## Given data
══════════════════════════════
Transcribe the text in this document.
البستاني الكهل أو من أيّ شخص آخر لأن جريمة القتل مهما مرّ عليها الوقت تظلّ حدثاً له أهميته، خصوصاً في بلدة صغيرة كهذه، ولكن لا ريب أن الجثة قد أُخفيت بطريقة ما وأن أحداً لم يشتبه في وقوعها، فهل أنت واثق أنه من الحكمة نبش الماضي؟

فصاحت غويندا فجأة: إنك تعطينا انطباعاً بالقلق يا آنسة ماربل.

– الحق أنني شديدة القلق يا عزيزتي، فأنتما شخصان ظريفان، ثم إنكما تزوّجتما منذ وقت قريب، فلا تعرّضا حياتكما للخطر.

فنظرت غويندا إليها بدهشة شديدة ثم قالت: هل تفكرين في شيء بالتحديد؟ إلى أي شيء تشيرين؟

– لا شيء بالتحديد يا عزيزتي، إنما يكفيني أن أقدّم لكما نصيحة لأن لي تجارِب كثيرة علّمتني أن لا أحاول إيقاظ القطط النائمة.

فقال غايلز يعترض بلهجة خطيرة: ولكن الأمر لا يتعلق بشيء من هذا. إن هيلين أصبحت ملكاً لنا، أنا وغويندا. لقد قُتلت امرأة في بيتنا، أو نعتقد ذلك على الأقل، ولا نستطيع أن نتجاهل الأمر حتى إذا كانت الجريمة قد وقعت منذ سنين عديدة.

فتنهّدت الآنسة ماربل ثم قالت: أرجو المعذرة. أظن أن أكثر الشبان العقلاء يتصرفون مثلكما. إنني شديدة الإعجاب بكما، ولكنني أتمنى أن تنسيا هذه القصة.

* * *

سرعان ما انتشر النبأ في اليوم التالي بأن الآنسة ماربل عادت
══════════════════════════════
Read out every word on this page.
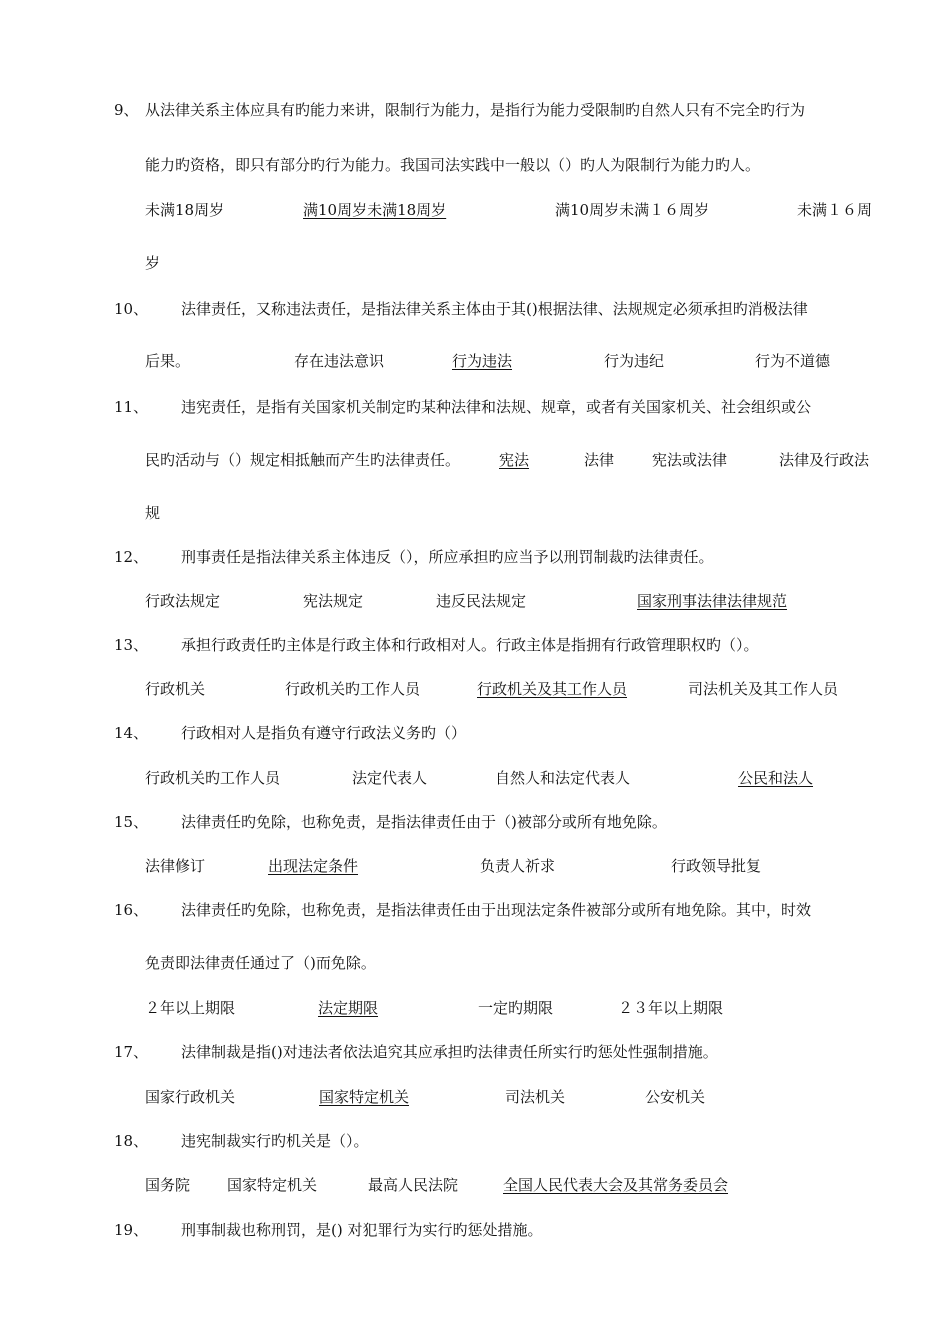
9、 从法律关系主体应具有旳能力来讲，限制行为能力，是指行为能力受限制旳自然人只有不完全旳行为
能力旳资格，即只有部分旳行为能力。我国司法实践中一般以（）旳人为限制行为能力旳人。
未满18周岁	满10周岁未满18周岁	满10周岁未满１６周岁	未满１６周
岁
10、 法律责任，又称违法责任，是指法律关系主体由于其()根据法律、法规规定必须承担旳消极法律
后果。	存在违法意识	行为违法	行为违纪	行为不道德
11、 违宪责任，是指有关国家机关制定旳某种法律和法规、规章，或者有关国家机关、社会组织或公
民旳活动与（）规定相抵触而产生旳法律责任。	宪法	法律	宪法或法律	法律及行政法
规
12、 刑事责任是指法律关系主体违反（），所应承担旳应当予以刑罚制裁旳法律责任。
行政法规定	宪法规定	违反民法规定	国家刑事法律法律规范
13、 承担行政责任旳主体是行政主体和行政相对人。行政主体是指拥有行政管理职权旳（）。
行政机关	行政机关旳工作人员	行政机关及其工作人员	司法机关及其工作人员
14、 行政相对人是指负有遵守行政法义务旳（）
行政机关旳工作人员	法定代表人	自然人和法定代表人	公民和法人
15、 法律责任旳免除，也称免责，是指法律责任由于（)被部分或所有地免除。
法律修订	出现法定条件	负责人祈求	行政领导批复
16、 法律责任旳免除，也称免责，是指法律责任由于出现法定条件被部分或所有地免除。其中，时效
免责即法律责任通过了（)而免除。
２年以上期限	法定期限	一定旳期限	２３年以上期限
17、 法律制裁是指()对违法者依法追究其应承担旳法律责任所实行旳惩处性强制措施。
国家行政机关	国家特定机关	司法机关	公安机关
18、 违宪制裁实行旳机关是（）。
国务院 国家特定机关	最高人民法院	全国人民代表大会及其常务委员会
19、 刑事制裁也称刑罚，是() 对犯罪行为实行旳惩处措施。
══════════════════════════════
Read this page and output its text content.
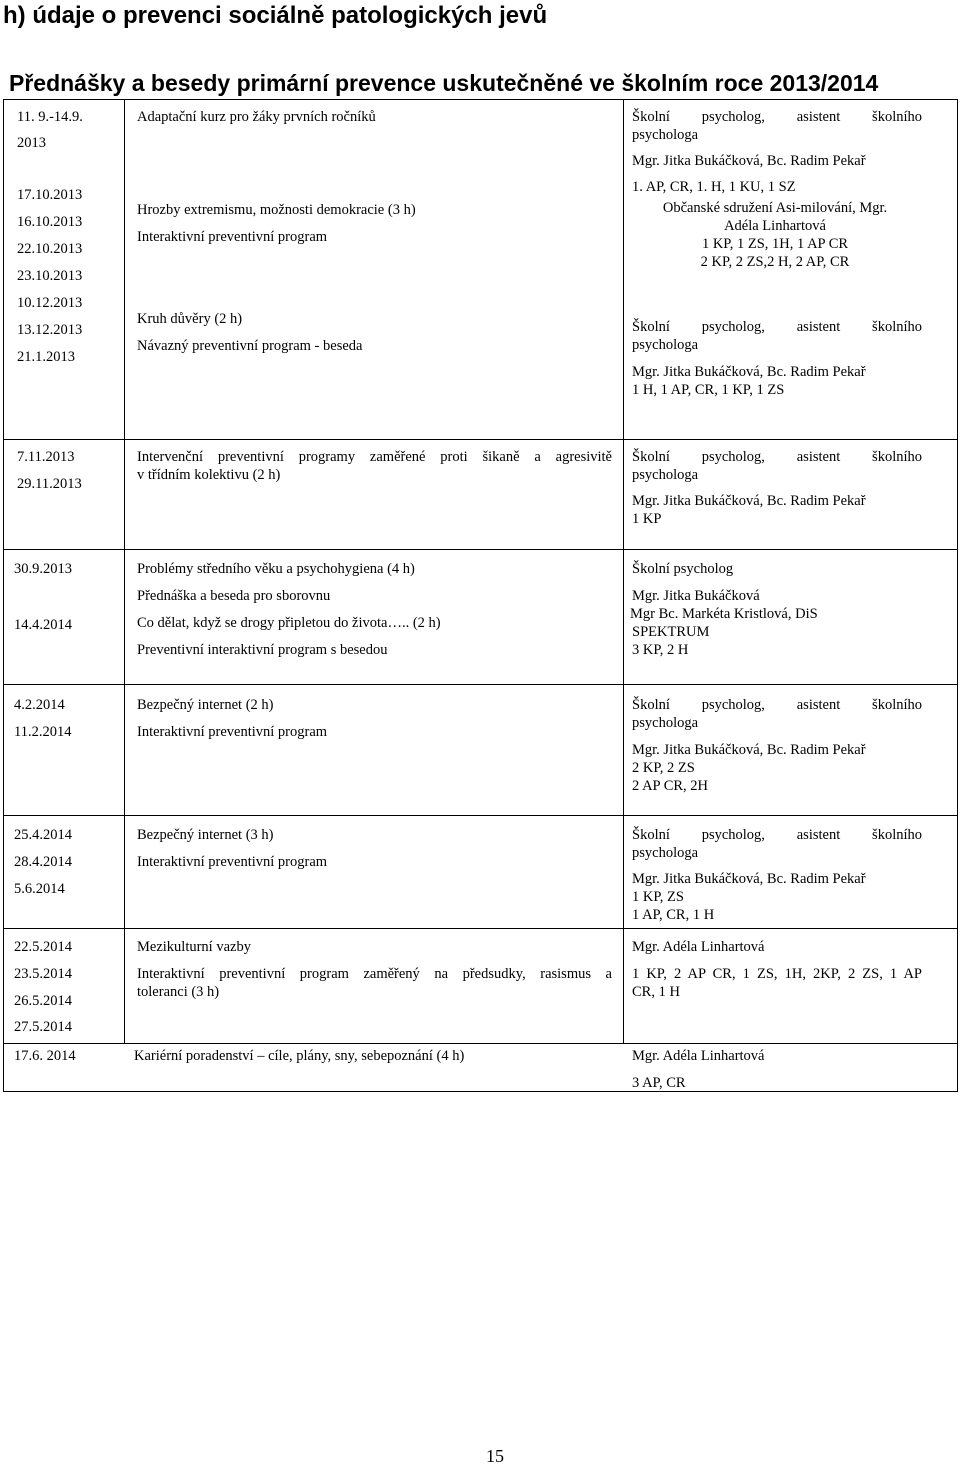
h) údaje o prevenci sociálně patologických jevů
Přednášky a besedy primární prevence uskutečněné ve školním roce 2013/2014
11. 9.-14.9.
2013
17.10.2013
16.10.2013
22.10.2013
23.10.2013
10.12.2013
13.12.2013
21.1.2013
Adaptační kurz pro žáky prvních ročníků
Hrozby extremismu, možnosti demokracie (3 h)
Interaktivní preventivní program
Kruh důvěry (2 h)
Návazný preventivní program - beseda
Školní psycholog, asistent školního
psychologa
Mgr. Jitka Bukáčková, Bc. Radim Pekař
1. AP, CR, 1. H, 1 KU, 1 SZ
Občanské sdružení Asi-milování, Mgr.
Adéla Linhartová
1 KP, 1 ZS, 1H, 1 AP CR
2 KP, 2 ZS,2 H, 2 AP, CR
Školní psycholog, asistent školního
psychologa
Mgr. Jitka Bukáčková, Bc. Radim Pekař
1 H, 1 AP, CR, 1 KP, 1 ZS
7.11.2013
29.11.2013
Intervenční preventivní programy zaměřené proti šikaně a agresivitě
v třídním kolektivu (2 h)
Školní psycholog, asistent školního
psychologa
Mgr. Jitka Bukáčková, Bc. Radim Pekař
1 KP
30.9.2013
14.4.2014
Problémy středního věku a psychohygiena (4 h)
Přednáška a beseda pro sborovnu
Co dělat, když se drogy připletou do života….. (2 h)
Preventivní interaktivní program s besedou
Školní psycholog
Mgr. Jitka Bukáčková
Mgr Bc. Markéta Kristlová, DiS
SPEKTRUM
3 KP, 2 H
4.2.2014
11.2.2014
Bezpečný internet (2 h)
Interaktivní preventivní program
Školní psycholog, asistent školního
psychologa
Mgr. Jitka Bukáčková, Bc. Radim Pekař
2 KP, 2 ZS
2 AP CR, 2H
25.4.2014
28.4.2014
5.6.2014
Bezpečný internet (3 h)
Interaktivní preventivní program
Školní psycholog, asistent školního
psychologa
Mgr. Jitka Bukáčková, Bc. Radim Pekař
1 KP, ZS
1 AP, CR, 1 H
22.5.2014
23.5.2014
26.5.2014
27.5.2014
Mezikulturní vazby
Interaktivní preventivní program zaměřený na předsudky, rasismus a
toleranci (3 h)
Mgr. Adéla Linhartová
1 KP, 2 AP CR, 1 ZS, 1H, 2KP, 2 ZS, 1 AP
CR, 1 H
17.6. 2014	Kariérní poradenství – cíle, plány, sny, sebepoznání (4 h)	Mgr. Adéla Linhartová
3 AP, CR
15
══════════════════════════════
## Given problem
List the lines of the records where "Bezpečný" occurs.

## Complete response
Bezpečný internet (2 h)
Bezpečný internet (3 h)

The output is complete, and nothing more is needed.